• Work instructions
Collect all lines from the records below that include the word "this".

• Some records
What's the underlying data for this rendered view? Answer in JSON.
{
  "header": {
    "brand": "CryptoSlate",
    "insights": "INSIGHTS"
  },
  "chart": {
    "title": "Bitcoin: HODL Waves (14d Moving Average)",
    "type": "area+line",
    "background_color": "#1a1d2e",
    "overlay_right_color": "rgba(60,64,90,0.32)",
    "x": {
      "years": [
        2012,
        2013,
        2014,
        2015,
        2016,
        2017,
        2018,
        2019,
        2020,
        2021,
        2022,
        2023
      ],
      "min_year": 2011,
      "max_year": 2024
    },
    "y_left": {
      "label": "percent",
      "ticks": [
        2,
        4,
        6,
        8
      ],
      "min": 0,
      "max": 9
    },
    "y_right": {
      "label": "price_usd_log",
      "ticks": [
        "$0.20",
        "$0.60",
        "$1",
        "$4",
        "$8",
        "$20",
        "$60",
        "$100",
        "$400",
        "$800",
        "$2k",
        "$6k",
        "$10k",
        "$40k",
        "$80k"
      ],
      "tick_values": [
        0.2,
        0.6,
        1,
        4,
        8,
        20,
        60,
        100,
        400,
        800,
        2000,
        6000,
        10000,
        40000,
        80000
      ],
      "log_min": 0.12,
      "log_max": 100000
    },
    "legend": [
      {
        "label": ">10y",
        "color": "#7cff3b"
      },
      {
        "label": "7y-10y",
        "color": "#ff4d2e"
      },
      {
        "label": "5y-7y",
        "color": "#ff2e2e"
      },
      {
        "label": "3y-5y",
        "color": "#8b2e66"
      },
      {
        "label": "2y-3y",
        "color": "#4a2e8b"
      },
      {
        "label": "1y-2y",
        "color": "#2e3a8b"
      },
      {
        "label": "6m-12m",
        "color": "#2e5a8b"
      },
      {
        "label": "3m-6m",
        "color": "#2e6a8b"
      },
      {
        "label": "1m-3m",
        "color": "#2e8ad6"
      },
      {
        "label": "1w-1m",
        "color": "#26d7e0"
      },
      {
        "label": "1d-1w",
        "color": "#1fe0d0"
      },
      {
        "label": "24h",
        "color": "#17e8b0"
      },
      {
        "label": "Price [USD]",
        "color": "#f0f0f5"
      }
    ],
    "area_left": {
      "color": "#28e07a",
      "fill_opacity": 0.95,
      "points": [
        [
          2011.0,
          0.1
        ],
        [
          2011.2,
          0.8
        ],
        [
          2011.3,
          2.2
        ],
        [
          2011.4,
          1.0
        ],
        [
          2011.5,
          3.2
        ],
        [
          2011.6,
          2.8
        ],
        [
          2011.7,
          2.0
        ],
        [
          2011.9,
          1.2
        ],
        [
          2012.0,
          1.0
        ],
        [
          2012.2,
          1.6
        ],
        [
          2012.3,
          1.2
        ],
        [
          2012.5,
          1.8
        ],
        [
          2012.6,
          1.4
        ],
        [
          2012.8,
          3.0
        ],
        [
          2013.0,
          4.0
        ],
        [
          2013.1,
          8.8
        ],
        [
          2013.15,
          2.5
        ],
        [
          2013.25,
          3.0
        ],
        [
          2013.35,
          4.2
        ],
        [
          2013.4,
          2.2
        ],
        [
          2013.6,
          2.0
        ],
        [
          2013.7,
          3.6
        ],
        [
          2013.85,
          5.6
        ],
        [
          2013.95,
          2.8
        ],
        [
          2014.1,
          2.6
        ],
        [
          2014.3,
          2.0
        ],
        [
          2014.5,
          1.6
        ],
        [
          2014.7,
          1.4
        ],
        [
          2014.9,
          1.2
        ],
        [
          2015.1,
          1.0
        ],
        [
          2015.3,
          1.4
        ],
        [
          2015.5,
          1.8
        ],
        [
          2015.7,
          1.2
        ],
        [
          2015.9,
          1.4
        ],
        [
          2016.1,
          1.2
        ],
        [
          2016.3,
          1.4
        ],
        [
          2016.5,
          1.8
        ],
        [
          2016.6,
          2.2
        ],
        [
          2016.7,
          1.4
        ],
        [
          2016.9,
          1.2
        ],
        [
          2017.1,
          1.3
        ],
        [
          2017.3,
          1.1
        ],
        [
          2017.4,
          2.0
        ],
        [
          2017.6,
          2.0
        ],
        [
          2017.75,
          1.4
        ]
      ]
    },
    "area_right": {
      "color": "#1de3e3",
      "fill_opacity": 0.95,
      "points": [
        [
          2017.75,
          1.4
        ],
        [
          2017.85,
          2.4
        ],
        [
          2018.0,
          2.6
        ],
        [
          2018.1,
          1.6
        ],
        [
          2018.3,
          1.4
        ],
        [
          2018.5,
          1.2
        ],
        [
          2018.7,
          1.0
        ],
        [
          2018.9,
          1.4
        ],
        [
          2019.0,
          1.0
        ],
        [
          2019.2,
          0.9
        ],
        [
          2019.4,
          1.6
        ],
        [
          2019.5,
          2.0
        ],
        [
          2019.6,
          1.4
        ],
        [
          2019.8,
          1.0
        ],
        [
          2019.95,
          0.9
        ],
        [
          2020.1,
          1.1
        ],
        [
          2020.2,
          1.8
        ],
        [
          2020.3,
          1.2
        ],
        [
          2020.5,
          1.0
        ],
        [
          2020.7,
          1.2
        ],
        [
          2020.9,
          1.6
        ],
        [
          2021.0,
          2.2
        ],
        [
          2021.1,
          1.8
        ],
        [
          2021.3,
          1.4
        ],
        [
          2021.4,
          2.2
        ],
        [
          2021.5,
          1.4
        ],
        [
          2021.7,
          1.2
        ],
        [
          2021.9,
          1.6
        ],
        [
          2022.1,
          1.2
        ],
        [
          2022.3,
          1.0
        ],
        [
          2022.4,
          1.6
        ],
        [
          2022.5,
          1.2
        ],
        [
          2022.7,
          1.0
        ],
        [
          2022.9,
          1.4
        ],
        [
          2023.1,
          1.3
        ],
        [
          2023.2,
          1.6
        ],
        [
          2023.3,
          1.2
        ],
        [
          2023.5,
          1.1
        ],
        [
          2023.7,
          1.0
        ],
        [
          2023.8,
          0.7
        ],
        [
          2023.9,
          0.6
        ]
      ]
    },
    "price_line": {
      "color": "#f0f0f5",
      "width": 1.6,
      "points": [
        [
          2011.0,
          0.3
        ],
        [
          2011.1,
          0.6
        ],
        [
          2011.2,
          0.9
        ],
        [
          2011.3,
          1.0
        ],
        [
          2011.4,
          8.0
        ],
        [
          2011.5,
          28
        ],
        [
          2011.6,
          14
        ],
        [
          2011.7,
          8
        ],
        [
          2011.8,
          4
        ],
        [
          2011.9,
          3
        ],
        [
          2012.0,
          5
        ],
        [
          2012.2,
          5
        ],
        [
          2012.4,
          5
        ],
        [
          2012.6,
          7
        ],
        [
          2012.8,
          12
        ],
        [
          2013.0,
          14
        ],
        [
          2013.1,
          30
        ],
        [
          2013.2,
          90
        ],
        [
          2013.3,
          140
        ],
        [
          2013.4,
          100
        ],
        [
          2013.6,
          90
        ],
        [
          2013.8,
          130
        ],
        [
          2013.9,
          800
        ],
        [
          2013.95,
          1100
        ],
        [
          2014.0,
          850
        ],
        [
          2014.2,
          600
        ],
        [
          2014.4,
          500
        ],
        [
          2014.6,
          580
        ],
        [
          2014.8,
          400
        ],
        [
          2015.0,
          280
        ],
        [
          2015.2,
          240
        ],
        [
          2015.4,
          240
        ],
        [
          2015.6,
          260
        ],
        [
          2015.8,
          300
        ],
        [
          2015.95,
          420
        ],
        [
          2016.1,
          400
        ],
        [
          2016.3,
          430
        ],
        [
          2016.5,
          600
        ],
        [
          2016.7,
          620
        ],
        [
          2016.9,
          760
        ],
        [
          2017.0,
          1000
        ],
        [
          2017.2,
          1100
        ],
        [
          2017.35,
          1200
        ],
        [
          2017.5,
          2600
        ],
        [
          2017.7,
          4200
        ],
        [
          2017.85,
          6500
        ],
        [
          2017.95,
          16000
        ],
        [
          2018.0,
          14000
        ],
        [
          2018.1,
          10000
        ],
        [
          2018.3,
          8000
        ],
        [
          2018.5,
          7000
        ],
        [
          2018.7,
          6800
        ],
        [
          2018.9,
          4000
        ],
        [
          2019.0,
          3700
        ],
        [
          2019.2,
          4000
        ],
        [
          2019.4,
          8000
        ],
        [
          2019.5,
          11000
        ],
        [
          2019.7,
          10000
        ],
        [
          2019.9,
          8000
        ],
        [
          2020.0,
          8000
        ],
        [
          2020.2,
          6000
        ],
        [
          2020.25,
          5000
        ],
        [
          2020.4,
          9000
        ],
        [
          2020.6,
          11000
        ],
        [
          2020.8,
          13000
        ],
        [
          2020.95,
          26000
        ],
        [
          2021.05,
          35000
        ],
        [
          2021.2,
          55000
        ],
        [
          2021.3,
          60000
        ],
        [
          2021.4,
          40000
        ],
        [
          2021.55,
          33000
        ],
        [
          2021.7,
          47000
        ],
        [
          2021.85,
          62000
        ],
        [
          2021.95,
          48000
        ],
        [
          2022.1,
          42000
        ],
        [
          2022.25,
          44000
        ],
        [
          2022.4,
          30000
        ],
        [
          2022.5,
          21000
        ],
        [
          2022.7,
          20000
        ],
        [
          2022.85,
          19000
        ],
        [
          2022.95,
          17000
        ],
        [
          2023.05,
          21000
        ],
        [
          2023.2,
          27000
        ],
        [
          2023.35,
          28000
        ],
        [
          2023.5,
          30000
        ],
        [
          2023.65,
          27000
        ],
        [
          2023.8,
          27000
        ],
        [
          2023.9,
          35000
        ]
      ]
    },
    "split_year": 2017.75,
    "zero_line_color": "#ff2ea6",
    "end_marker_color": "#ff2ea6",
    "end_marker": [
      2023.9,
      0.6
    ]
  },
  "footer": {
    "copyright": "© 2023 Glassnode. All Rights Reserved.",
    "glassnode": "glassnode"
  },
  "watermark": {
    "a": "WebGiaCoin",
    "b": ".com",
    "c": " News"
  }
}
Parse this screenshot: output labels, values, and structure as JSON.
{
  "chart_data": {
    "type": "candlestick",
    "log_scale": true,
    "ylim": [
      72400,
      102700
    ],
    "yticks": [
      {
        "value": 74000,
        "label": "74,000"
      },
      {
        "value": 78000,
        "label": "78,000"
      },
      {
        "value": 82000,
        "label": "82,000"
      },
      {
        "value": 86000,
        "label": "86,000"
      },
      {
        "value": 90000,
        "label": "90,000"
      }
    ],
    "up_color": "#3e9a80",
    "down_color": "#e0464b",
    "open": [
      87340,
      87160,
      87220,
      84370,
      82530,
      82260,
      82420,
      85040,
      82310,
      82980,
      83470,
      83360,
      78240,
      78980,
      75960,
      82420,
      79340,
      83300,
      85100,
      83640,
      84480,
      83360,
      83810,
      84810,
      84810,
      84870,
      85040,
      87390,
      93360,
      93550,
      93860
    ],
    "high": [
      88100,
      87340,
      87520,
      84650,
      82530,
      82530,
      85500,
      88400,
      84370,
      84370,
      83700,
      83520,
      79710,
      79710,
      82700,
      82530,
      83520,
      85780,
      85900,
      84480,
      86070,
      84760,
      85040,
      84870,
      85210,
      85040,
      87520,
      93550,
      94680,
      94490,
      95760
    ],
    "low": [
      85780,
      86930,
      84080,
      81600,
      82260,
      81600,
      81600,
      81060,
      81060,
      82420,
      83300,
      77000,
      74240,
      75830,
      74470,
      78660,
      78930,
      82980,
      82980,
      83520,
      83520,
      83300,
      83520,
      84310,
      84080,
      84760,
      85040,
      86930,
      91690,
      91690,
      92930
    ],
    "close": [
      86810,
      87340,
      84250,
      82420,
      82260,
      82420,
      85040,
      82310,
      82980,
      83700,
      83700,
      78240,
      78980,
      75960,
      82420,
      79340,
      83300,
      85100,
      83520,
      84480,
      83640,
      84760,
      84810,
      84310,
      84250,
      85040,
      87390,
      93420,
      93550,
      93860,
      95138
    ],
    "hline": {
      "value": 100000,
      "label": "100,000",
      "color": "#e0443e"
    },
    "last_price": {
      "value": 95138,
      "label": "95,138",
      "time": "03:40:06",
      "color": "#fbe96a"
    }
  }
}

• Written answer
What's the underlying data for this rendered view? Answer in JSON.
Parse this screenshot: output labels, values, and structure as JSON.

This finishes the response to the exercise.